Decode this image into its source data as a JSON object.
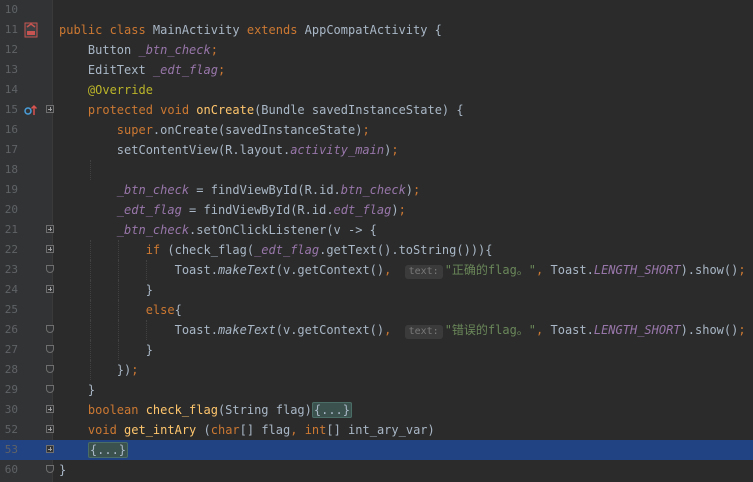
{
  "editor": {
    "lines": [
      {
        "num": "10",
        "tokens": []
      },
      {
        "num": "11",
        "tokens": [
          {
            "t": "public class ",
            "c": "kw"
          },
          {
            "t": "MainActivity ",
            "c": ""
          },
          {
            "t": "extends ",
            "c": "kw"
          },
          {
            "t": "AppCompatActivity {",
            "c": ""
          }
        ]
      },
      {
        "num": "12",
        "tokens": [
          {
            "t": "    Button ",
            "c": ""
          },
          {
            "t": "_btn_check",
            "c": "fi"
          },
          {
            "t": ";",
            "c": "kw"
          }
        ]
      },
      {
        "num": "13",
        "tokens": [
          {
            "t": "    EditText ",
            "c": ""
          },
          {
            "t": "_edt_flag",
            "c": "fi"
          },
          {
            "t": ";",
            "c": "kw"
          }
        ]
      },
      {
        "num": "14",
        "tokens": [
          {
            "t": "    ",
            "c": ""
          },
          {
            "t": "@Override",
            "c": "an"
          }
        ]
      },
      {
        "num": "15",
        "tokens": [
          {
            "t": "    protected void ",
            "c": "kw"
          },
          {
            "t": "onCreate",
            "c": "fn"
          },
          {
            "t": "(Bundle savedInstanceState) {",
            "c": ""
          }
        ]
      },
      {
        "num": "16",
        "tokens": [
          {
            "t": "        super",
            "c": "kw"
          },
          {
            "t": ".onCreate(savedInstanceState)",
            "c": ""
          },
          {
            "t": ";",
            "c": "kw"
          }
        ]
      },
      {
        "num": "17",
        "tokens": [
          {
            "t": "        setContentView(R.layout.",
            "c": ""
          },
          {
            "t": "activity_main",
            "c": "fi"
          },
          {
            "t": ")",
            "c": ""
          },
          {
            "t": ";",
            "c": "kw"
          }
        ]
      },
      {
        "num": "18",
        "tokens": []
      },
      {
        "num": "19",
        "tokens": [
          {
            "t": "        ",
            "c": ""
          },
          {
            "t": "_btn_check",
            "c": "fi"
          },
          {
            "t": " = findViewById(R.id.",
            "c": ""
          },
          {
            "t": "btn_check",
            "c": "fi"
          },
          {
            "t": ")",
            "c": ""
          },
          {
            "t": ";",
            "c": "kw"
          }
        ]
      },
      {
        "num": "20",
        "tokens": [
          {
            "t": "        ",
            "c": ""
          },
          {
            "t": "_edt_flag",
            "c": "fi"
          },
          {
            "t": " = findViewById(R.id.",
            "c": ""
          },
          {
            "t": "edt_flag",
            "c": "fi"
          },
          {
            "t": ")",
            "c": ""
          },
          {
            "t": ";",
            "c": "kw"
          }
        ]
      },
      {
        "num": "21",
        "tokens": [
          {
            "t": "        ",
            "c": ""
          },
          {
            "t": "_btn_check",
            "c": "fi"
          },
          {
            "t": ".setOnClickListener(v -> {",
            "c": ""
          }
        ]
      },
      {
        "num": "22",
        "tokens": [
          {
            "t": "            if ",
            "c": "kw"
          },
          {
            "t": "(check_flag(",
            "c": ""
          },
          {
            "t": "_edt_flag",
            "c": "fi"
          },
          {
            "t": ".getText().toString())){",
            "c": ""
          }
        ]
      },
      {
        "num": "23",
        "tokens": [
          {
            "t": "                Toast.",
            "c": ""
          },
          {
            "t": "makeText",
            "c": "st"
          },
          {
            "t": "(v.getContext()",
            "c": ""
          },
          {
            "t": ", ",
            "c": "kw"
          },
          {
            "t": "text:",
            "c": "hint"
          },
          {
            "t": "\"正确的flag。\"",
            "c": "str"
          },
          {
            "t": ", ",
            "c": "kw"
          },
          {
            "t": "Toast.",
            "c": ""
          },
          {
            "t": "LENGTH_SHORT",
            "c": "fi"
          },
          {
            "t": ").show()",
            "c": ""
          },
          {
            "t": ";",
            "c": "kw"
          }
        ]
      },
      {
        "num": "24",
        "tokens": [
          {
            "t": "            }",
            "c": ""
          }
        ]
      },
      {
        "num": "25",
        "tokens": [
          {
            "t": "            else",
            "c": "kw"
          },
          {
            "t": "{",
            "c": ""
          }
        ]
      },
      {
        "num": "26",
        "tokens": [
          {
            "t": "                Toast.",
            "c": ""
          },
          {
            "t": "makeText",
            "c": "st"
          },
          {
            "t": "(v.getContext()",
            "c": ""
          },
          {
            "t": ", ",
            "c": "kw"
          },
          {
            "t": "text:",
            "c": "hint"
          },
          {
            "t": "\"错误的flag。\"",
            "c": "str"
          },
          {
            "t": ", ",
            "c": "kw"
          },
          {
            "t": "Toast.",
            "c": ""
          },
          {
            "t": "LENGTH_SHORT",
            "c": "fi"
          },
          {
            "t": ").show()",
            "c": ""
          },
          {
            "t": ";",
            "c": "kw"
          }
        ]
      },
      {
        "num": "27",
        "tokens": [
          {
            "t": "            }",
            "c": ""
          }
        ]
      },
      {
        "num": "28",
        "tokens": [
          {
            "t": "        })",
            "c": ""
          },
          {
            "t": ";",
            "c": "kw"
          }
        ]
      },
      {
        "num": "29",
        "tokens": [
          {
            "t": "    }",
            "c": ""
          }
        ]
      },
      {
        "num": "30",
        "tokens": [
          {
            "t": "    boolean ",
            "c": "kw"
          },
          {
            "t": "check_flag",
            "c": "fn"
          },
          {
            "t": "(String flag)",
            "c": ""
          },
          {
            "t": "{...}",
            "c": "fold"
          }
        ]
      },
      {
        "num": "52",
        "tokens": [
          {
            "t": "    void ",
            "c": "kw"
          },
          {
            "t": "get_intAry ",
            "c": "fn"
          },
          {
            "t": "(",
            "c": ""
          },
          {
            "t": "char",
            "c": "kw"
          },
          {
            "t": "[] flag",
            "c": ""
          },
          {
            "t": ", ",
            "c": "kw"
          },
          {
            "t": "int",
            "c": "kw"
          },
          {
            "t": "[] int_ary_var)",
            "c": ""
          }
        ]
      },
      {
        "num": "53",
        "tokens": [
          {
            "t": "    ",
            "c": ""
          },
          {
            "t": "{...}",
            "c": "fold"
          }
        ]
      },
      {
        "num": "60",
        "tokens": [
          {
            "t": "}",
            "c": ""
          }
        ]
      }
    ],
    "highlighted_line": 22,
    "icons": {
      "line11": "android-activity-icon",
      "line15": "override-method-icon"
    },
    "colors": {
      "background": "#2b2b2b",
      "gutter": "#313335",
      "keyword": "#cc7832",
      "function": "#ffc66d",
      "annotation": "#bbb529",
      "field": "#9876aa",
      "string": "#6a8759",
      "selection": "#214283"
    }
  }
}
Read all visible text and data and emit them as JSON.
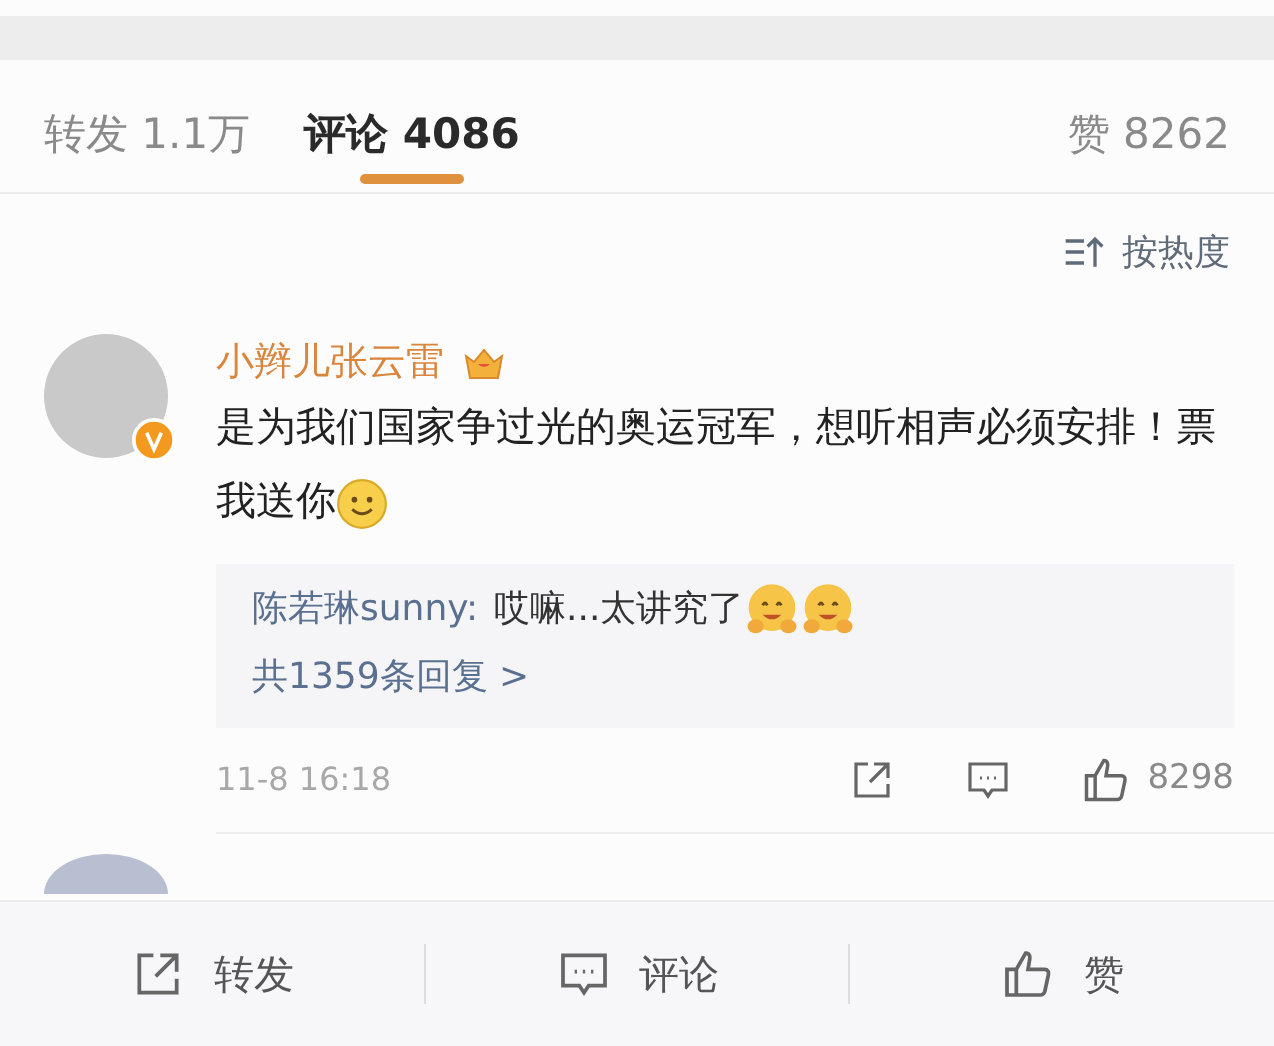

######

• _Problem_: Count the lines that hold the string "onCreate" and state that number alone.

• _Expected answer_: 2